* Given instruction *
Leaving out the pictures, retype all the material exactly.

------------------------------------------------------------------------

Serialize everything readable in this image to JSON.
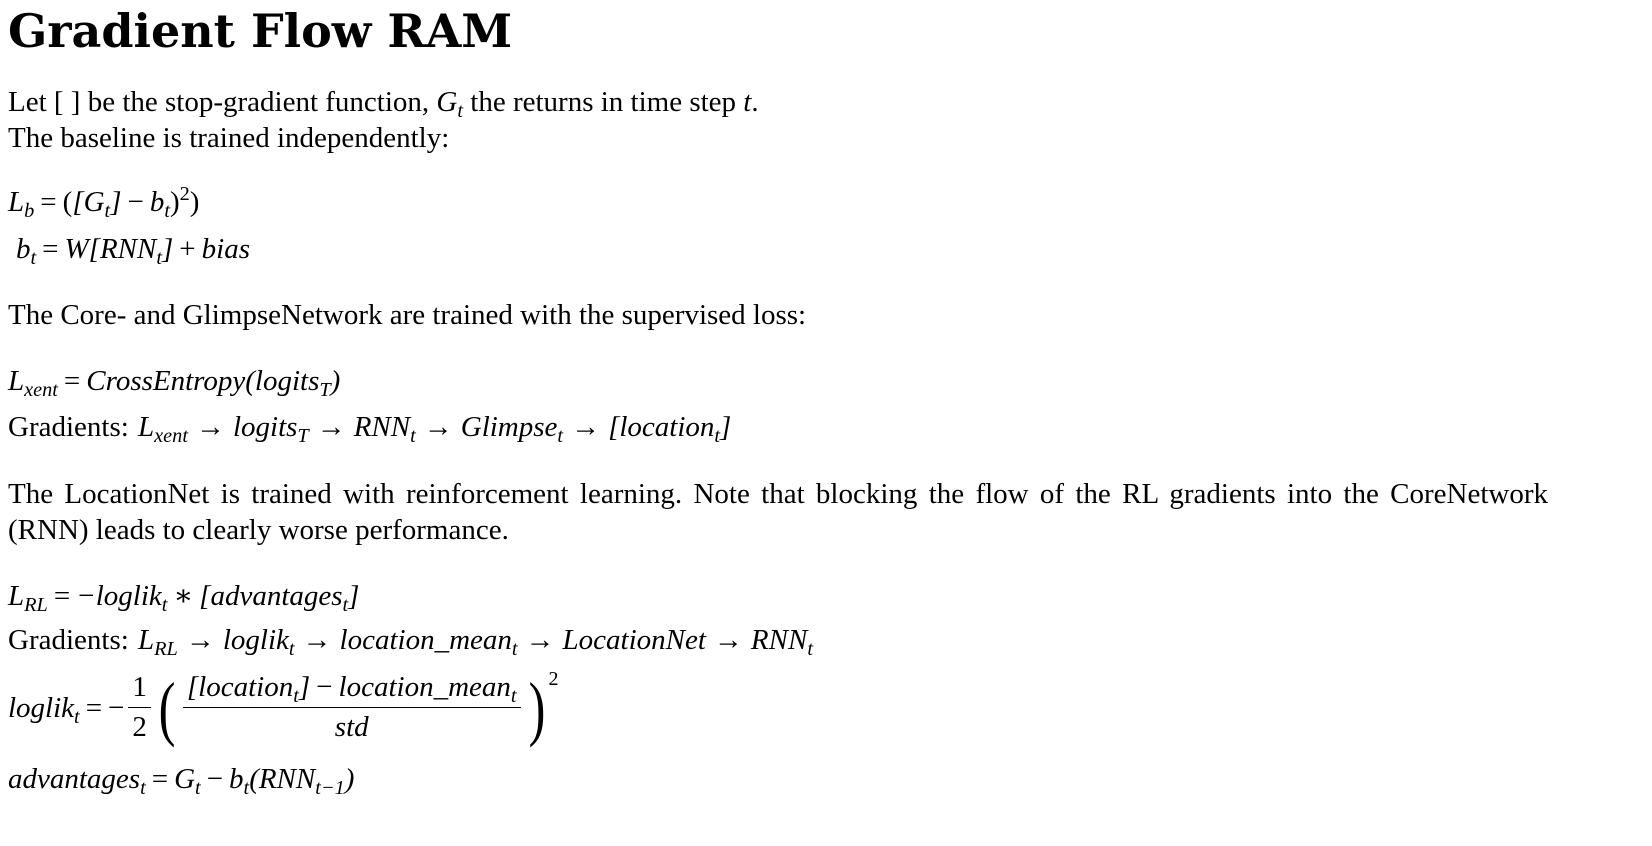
{
  "title": "Gradient Flow RAM",
  "intro": {
    "line1_a": "Let [ ] be the stop-gradient function, ",
    "line1_b": " the returns in time step ",
    "line1_c": ".",
    "line2": "The baseline is trained independently:"
  },
  "baseline_heading": "The Core- and GlimpseNetwork are trained with the supervised loss:",
  "gradients_label": "Gradients:",
  "rl_paragraph": "The LocationNet is trained with reinforcement learning.  Note that blocking the flow of the RL gradients into the CoreNetwork (RNN) leads to clearly worse performance."
}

------------------------------------------------------------------------

* Solution *
Serialize everything readable in this image to JSON.
{
  "title": "Gradient Flow RAM",
  "intro": {
    "line1_a": "Let [ ] be the stop-gradient function, ",
    "line1_b": " the returns in time step ",
    "line1_c": ".",
    "line2": "The baseline is trained independently:"
  },
  "baseline_heading": "The Core- and GlimpseNetwork are trained with the supervised loss:",
  "gradients_label": "Gradients:",
  "rl_paragraph": "The LocationNet is trained with reinforcement learning.  Note that blocking the flow of the RL gradients into the CoreNetwork (RNN) leads to clearly worse performance."
}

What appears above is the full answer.